## [PASAJE CITADO]
---

Esto, por supuesto, no es exclusivo de nuestra profesión. Es un reflejo de lo que pasa en la sociedad en general. Cuanto más ignorantes y dóciles somos, mejor, ¿no? Nos tratan como si fuéramos engranajes baratos que se pueden reemplazar cuando se les da la gana. La falta de educación, el miedo a cuestionar las cosas, todo eso es lo que nos convierte en piezas de repuesto fáciles de manipular. Si no sabemos lo que valemos o no nos atrevemos a luchar por lo que merecemos, ellos ganan. Y, claro, entre más callados y sumisos estemos, más ganan. Pero lo peor de todo es que el maltrato y la falta de reconocimiento solo hacen que aumente el hartazgo, esa sensación de estar siendo explotados hasta el último aliento.
Lo que realmente me cabrea es cuando te intentan tomar por tonto, cuando se creen que eres un peón en su juego y tu opinión no vale nada. El silencio, a veces, lo interpretan como debilidad. Y ahí es donde se equivocan. Si he guardado silencio, no es porque me sienta débil, sino porque he aprendido a controlar mi temperamento. Sé perfectamente lo que pasa cuando te dejas llevar por el impulso, y no me voy a arriesgar a que me cueste más caro de lo que vale. Pero que no me tomen por tonto, ni por alguien de quien puedan burlarse sin consecuencias. Porque sé exactamente lo que vale este trabajo, lo que vale cada hora que paso en un turno, y no voy a quedarme callado mientras me pisotean.

---

## [LO QUE SE PIDE]
Continúa el pasaje sobre el maltrato y la falta de reconocimiento en el trabajo a partir de su última oración. Los datos no tienen ningún papel en esta tarea.

## [DATOS EXTRAÍDOS]
---

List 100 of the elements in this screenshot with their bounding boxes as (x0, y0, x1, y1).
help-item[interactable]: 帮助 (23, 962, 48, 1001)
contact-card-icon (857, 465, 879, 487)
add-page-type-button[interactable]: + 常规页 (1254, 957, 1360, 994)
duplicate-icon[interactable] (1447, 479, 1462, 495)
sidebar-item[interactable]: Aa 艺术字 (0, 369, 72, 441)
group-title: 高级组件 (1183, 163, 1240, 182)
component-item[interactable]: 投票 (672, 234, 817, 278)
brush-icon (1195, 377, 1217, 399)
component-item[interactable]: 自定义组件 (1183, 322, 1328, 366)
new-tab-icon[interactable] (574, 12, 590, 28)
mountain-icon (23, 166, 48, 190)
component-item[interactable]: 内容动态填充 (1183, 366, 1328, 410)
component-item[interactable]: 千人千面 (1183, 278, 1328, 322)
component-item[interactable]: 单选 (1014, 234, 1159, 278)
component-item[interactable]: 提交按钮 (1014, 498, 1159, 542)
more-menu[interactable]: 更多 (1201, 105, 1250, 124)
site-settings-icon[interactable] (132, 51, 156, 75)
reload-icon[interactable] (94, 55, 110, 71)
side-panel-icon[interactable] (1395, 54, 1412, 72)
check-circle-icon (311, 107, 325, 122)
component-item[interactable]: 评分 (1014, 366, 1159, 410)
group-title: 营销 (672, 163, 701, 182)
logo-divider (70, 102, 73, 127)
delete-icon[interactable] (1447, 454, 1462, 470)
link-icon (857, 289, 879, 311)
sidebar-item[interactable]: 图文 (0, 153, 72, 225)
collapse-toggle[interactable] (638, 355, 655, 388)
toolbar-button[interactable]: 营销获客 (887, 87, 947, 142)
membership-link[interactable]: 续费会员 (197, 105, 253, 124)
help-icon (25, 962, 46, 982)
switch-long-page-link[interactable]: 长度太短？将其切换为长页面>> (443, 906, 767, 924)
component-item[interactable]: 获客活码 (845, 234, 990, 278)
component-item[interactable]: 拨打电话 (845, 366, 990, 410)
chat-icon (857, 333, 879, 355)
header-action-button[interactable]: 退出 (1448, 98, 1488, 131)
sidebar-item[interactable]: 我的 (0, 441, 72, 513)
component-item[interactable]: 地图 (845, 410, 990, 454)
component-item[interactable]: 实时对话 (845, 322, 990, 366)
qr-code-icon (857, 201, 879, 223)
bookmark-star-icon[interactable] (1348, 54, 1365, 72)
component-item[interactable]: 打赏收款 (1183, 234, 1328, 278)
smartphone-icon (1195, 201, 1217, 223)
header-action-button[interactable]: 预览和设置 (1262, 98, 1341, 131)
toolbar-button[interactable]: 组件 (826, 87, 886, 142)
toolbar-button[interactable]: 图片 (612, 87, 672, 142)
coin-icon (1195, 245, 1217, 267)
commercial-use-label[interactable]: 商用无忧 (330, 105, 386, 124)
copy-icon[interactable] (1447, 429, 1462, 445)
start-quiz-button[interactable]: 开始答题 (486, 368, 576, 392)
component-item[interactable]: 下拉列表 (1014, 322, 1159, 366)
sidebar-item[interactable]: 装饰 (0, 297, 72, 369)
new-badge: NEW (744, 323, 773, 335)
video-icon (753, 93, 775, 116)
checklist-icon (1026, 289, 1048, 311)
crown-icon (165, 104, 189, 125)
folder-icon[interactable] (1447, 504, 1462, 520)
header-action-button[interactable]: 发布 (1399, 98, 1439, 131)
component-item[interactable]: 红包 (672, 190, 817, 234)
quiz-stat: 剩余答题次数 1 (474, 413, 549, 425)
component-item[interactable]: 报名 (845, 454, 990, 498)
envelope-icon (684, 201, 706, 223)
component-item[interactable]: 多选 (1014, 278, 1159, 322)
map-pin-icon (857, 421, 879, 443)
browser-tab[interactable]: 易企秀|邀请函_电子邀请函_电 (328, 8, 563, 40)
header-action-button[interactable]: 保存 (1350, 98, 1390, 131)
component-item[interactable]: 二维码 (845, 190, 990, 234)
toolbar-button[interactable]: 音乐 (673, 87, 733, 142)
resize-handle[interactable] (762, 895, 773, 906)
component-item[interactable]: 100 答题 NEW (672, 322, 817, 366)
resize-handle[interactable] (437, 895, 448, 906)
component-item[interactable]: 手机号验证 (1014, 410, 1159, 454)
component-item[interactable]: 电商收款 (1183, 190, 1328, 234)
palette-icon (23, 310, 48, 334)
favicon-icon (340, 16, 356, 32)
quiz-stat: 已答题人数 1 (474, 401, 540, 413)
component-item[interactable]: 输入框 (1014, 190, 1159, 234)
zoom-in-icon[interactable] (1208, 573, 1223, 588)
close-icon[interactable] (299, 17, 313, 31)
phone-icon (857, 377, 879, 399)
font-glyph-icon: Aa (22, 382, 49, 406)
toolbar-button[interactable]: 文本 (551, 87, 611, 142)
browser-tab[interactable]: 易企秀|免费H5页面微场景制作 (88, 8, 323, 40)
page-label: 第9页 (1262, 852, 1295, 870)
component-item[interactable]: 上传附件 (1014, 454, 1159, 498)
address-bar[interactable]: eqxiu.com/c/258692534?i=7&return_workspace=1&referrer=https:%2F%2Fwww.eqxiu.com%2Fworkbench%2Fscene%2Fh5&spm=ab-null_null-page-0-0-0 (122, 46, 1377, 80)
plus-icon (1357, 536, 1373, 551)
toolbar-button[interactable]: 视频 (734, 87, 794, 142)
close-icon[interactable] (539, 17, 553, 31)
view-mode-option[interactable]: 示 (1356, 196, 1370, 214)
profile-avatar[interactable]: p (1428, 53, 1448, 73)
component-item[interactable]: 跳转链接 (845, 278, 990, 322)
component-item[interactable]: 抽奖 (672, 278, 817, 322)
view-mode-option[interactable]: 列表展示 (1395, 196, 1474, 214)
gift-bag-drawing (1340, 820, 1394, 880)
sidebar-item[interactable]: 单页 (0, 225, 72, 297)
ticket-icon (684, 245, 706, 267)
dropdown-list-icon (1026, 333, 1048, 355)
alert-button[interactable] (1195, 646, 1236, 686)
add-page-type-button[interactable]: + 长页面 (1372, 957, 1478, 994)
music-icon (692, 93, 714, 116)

---

## [RESPUESTA]
Siempre me han incomodado las injusticias, y en este gremio las he visto de todos los colores. Aunque tenga días en los que quiera tirar la toalla, aunque este gremio me haya costado mi salud mental en algún momento, aunque sea la lucha de un humano contra un gigante, yo seguiré poniendo mi granito de arena con todo aquel que lo necesite y lo merezca. Soy de los más críticos con el gremio, pero también soy de los que piensa que toda queja debe ir acompañada de soluciones. Por ello, creo que juntos debemos cambiar esto. Sé que no todos, pero una parte importante del gremio somos iguales; solo debemos encontrarnos, organizarnos y ayudarnos para tomar las riendas. Así, podremos colaborar con quienes no se ven dispuestos o no pueden por temor.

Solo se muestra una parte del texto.